* [TASK DIRECTIONS]
Copy out all lines of the records in which the word "Market" appears.

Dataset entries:
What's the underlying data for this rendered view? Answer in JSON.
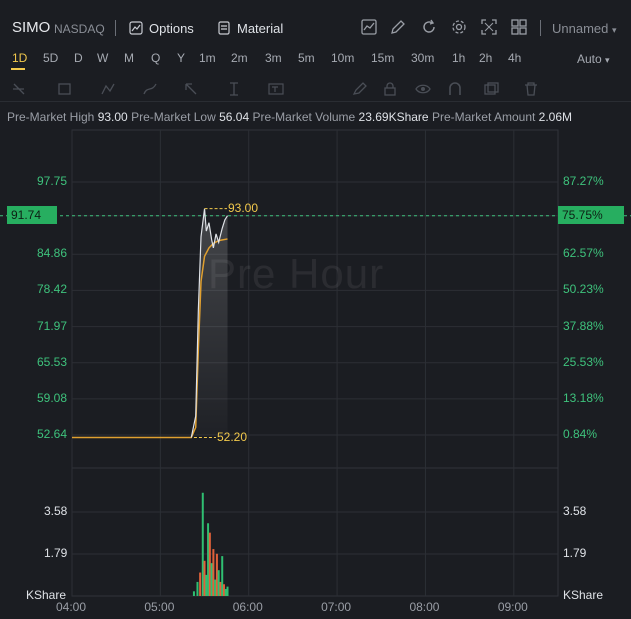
{
  "header": {
    "symbol": "SIMO",
    "exchange": "NASDAQ",
    "options_label": "Options",
    "material_label": "Material",
    "layout_name": "Unnamed",
    "icons": [
      "indicator-icon",
      "draw-icon",
      "refresh-icon",
      "settings-icon",
      "fullscreen-icon",
      "layout-grid-icon"
    ]
  },
  "timeframes": [
    "1D",
    "5D",
    "D",
    "W",
    "M",
    "Q",
    "Y",
    "1m",
    "2m",
    "3m",
    "5m",
    "10m",
    "15m",
    "30m",
    "1h",
    "2h",
    "4h"
  ],
  "active_timeframe": "1D",
  "scale_mode": "Auto",
  "stats": {
    "high_label": "Pre-Market High",
    "high_value": "93.00",
    "low_label": "Pre-Market Low",
    "low_value": "56.04",
    "volume_label": "Pre-Market Volume",
    "volume_value": "23.69KShare",
    "amount_label": "Pre-Market Amount",
    "amount_value": "2.06M"
  },
  "watermark": "Pre Hour",
  "current_price": "91.74",
  "current_pct": "75.75%",
  "high_annotation": "93.00",
  "low_annotation": "52.20",
  "colors": {
    "up": "#3ec27c",
    "accent": "#f2c94c",
    "price_line": "#e0a030",
    "bg": "#1b1d22"
  },
  "chart_data": {
    "type": "line",
    "price_axis_left": [
      "97.75",
      "91.74",
      "84.86",
      "78.42",
      "71.97",
      "65.53",
      "59.08",
      "52.64"
    ],
    "price_axis_right": [
      "87.27%",
      "75.75%",
      "62.57%",
      "50.23%",
      "37.88%",
      "25.53%",
      "13.18%",
      "0.84%"
    ],
    "volume_axis": [
      "3.58",
      "1.79"
    ],
    "volume_unit": "KShare",
    "x_ticks": [
      "04:00",
      "05:00",
      "06:00",
      "07:00",
      "08:00",
      "09:00"
    ],
    "price_series": {
      "x_hours": [
        4.0,
        5.0,
        5.35,
        5.4,
        5.43,
        5.46,
        5.5,
        5.52,
        5.55,
        5.58,
        5.6,
        5.63,
        5.66,
        5.7,
        5.73,
        5.76
      ],
      "values": [
        52.2,
        52.2,
        52.2,
        56.0,
        75.0,
        88.0,
        93.0,
        89.0,
        90.5,
        87.5,
        86.0,
        88.5,
        87.0,
        89.5,
        91.0,
        91.74
      ]
    },
    "average_series": {
      "x_hours": [
        4.0,
        5.0,
        5.35,
        5.4,
        5.43,
        5.46,
        5.5,
        5.55,
        5.6,
        5.66,
        5.76
      ],
      "values": [
        52.2,
        52.2,
        52.2,
        54.0,
        68.0,
        80.0,
        84.5,
        86.0,
        86.8,
        87.3,
        87.6
      ]
    },
    "volume": {
      "x_hours": [
        5.38,
        5.42,
        5.45,
        5.48,
        5.5,
        5.52,
        5.54,
        5.56,
        5.58,
        5.6,
        5.62,
        5.64,
        5.66,
        5.68,
        5.7,
        5.72,
        5.74,
        5.76
      ],
      "values": [
        0.2,
        0.6,
        1.0,
        4.4,
        1.5,
        0.9,
        3.1,
        2.7,
        1.4,
        2.0,
        0.7,
        1.8,
        1.1,
        0.6,
        1.7,
        0.5,
        0.3,
        0.4
      ],
      "up": [
        true,
        true,
        false,
        true,
        false,
        true,
        true,
        false,
        true,
        false,
        true,
        false,
        true,
        false,
        true,
        false,
        true,
        true
      ]
    }
  }
}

* [REPLY]
    "high_label": "Pre-Market High",
    "low_label": "Pre-Market Low",
    "volume_label": "Pre-Market Volume",
    "amount_label": "Pre-Market Amount",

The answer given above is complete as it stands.